Listings of boxed layout items
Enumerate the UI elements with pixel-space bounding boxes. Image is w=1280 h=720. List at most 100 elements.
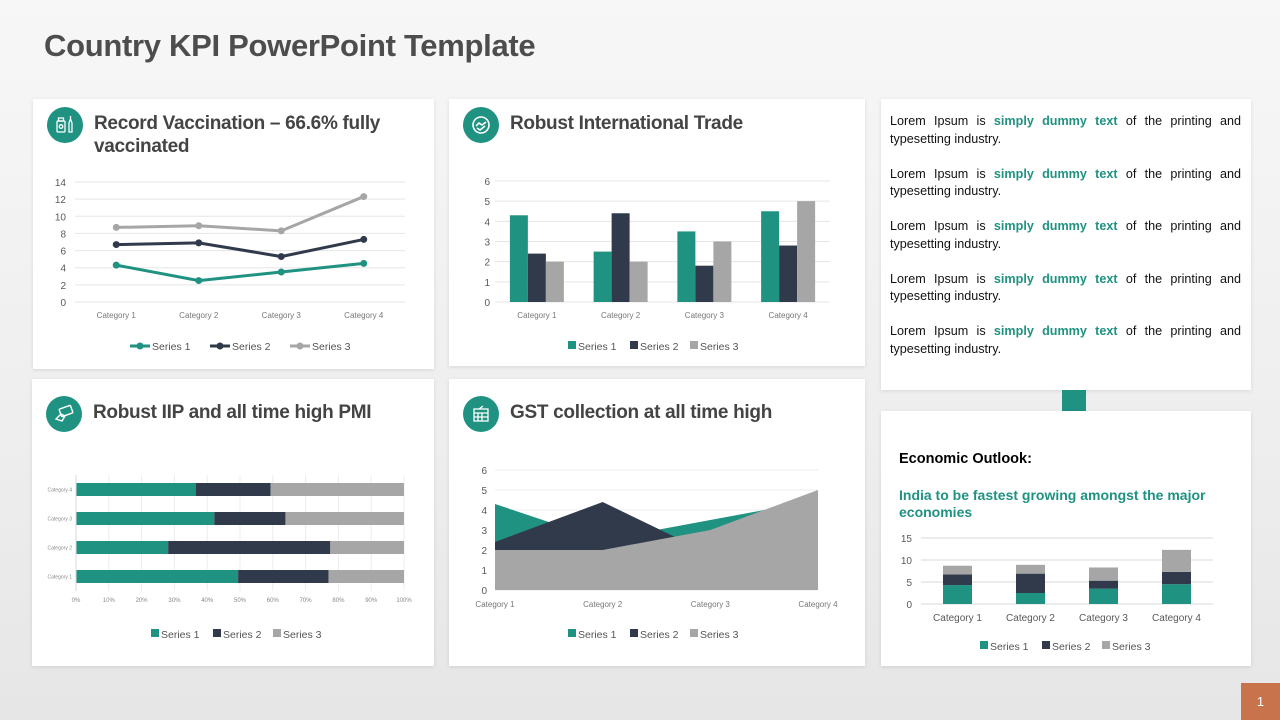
bar-segment xyxy=(76,483,196,496)
paragraph-text: Lorem Ipsum is xyxy=(890,219,994,234)
bar-segment xyxy=(330,541,404,554)
y-tick-label: 4 xyxy=(484,217,490,228)
bar-segment xyxy=(1016,564,1045,574)
y-tick-label: 0 xyxy=(484,298,490,309)
bar-segment xyxy=(1089,567,1118,581)
card-trade: Robust International Trade 0 1 2 3 4 5 6 Catego… xyxy=(449,99,865,366)
data-point xyxy=(277,268,285,276)
legend-marker xyxy=(136,342,144,350)
y-tick-label: 2 xyxy=(60,281,66,292)
bar-segment xyxy=(76,541,169,554)
bar-segment xyxy=(76,570,239,583)
x-tick-label: 80% xyxy=(332,598,345,604)
paragraph-highlight: simply dummy text xyxy=(993,166,1118,181)
legend-label: Series 2 xyxy=(232,341,271,353)
y-tick-label: 12 xyxy=(55,195,67,206)
bar xyxy=(611,213,630,302)
x-tick-label: Category 3 xyxy=(262,311,302,320)
legend-swatch xyxy=(273,629,281,637)
series-line-2 xyxy=(116,237,365,259)
x-tick-label: Category 4 xyxy=(798,600,838,609)
y-tick-label: 4 xyxy=(481,506,487,517)
x-tick-label: Category 2 xyxy=(1006,613,1055,624)
card-iip: Robust IIP and all time high PMI 0% 10% 20… xyxy=(32,379,434,666)
bar-segment xyxy=(1089,588,1118,604)
paragraph-highlight: simply dummy text xyxy=(993,114,1118,128)
y-tick-label: 0 xyxy=(481,586,487,597)
bar xyxy=(593,251,612,302)
legend-label: Series 2 xyxy=(223,629,262,641)
x-tick-label: Category 2 xyxy=(179,311,219,320)
x-tick-label: Category 4 xyxy=(1152,613,1201,624)
x-tick-label: 100% xyxy=(396,598,412,604)
paragraph-highlight: simply dummy text xyxy=(993,324,1118,339)
x-tick-label: 50% xyxy=(234,598,247,604)
series-line-3 xyxy=(116,195,365,233)
legend-swatch xyxy=(213,629,221,637)
x-tick-label: 10% xyxy=(103,598,116,604)
y-tick-label: 10 xyxy=(55,212,67,223)
data-point xyxy=(112,241,120,249)
data-point xyxy=(195,239,203,247)
series-line-1 xyxy=(115,261,364,283)
y-tick-label: 4 xyxy=(60,264,66,275)
legend-swatch xyxy=(690,341,698,349)
data-point xyxy=(360,235,368,243)
legend-label: Series 3 xyxy=(700,341,739,353)
bar xyxy=(545,261,564,302)
bar-segment xyxy=(238,570,329,583)
y-tick-label: 6 xyxy=(481,466,487,477)
bar xyxy=(713,241,732,302)
legend-marker xyxy=(296,342,304,350)
text-panel: Lorem Ipsum is simply dummy text of the … xyxy=(881,99,1251,390)
legend-label: Series 1 xyxy=(161,629,200,641)
y-tick-label: 6 xyxy=(484,177,490,188)
bar-segment xyxy=(214,512,286,525)
iip-stacked-percent-chart: 0% 10% 20% 30% 40% 50% 60% 70% 80% 90% 100% Categor… xyxy=(48,475,412,641)
x-tick-label: 90% xyxy=(365,598,378,604)
data-point xyxy=(112,223,120,231)
bar xyxy=(779,245,798,302)
bar-segment xyxy=(1162,549,1191,572)
legend-label: Series 2 xyxy=(640,629,679,641)
legend-swatch xyxy=(690,629,698,637)
x-tick-label: 20% xyxy=(136,598,149,604)
x-tick-label: Category 2 xyxy=(583,600,623,609)
gst-area-chart: 0 1 2 3 4 5 6 Category 1 Category 2 Category 3 Cat… xyxy=(475,466,838,641)
legend-swatch xyxy=(1102,641,1110,649)
bar xyxy=(695,265,714,302)
bar xyxy=(527,253,546,302)
legend-swatch xyxy=(630,629,638,637)
y-tick-label: 2 xyxy=(484,258,490,269)
legend-label: Series 3 xyxy=(283,629,322,641)
x-tick-label: Category 1 xyxy=(475,600,515,609)
legend-label: Series 3 xyxy=(700,629,739,641)
text-paragraph: Lorem Ipsum is simply dummy text of the … xyxy=(890,323,1241,358)
bar-segment xyxy=(1162,584,1191,604)
x-tick-label: Category 3 xyxy=(691,600,731,609)
vaccination-line-chart: 0 2 4 6 8 10 12 14 Category 1 Category 2 Category … xyxy=(55,178,405,353)
text-paragraph: Lorem Ipsum is simply dummy text of the … xyxy=(890,113,1241,148)
bar-segment xyxy=(196,483,271,496)
bar-segment xyxy=(270,483,404,496)
bar xyxy=(677,231,696,302)
bar-segment xyxy=(1016,593,1045,604)
bar xyxy=(797,201,816,302)
x-tick-label: Category 1 xyxy=(97,311,137,320)
x-tick-label: 40% xyxy=(201,598,214,604)
x-tick-label: Category 4 xyxy=(769,311,809,320)
y-tick-label: 8 xyxy=(60,229,66,240)
y-tick-label: 10 xyxy=(901,556,913,567)
y-tick-label: Category 4 xyxy=(48,488,73,494)
data-point xyxy=(195,222,203,230)
card-gst: GST collection at all time high 0123456C… xyxy=(449,379,865,666)
data-point xyxy=(277,227,285,235)
y-tick-label: 6 xyxy=(60,247,66,258)
x-tick-label: 30% xyxy=(168,598,181,604)
y-tick-label: 3 xyxy=(481,526,487,537)
y-tick-label: 2 xyxy=(481,546,487,557)
bar xyxy=(761,211,780,302)
x-tick-label: Category 1 xyxy=(517,311,557,320)
x-tick-label: Category 4 xyxy=(344,311,384,320)
bar-segment xyxy=(1016,573,1045,593)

Problem to work on: Rewrite the lines from the one holding "bar-segment xyxy=(76,483,196,496)" through the one holding "legend-marker xyxy=(136,342,144,350)", inclusive, putting "value-label" in place of each "y-tick-label" and leaving all else as it is.

Result below:
bar-segment xyxy=(76,483,196,496)
paragraph-text: Lorem Ipsum is xyxy=(890,219,994,234)
bar-segment xyxy=(330,541,404,554)
value-label: 4 xyxy=(484,217,490,228)
bar-segment xyxy=(1016,564,1045,574)
value-label: 0 xyxy=(484,298,490,309)
bar-segment xyxy=(1089,567,1118,581)
card-trade: Robust International Trade 0 1 2 3 4 5 6 Catego… xyxy=(449,99,865,366)
data-point xyxy=(277,268,285,276)
legend-marker xyxy=(136,342,144,350)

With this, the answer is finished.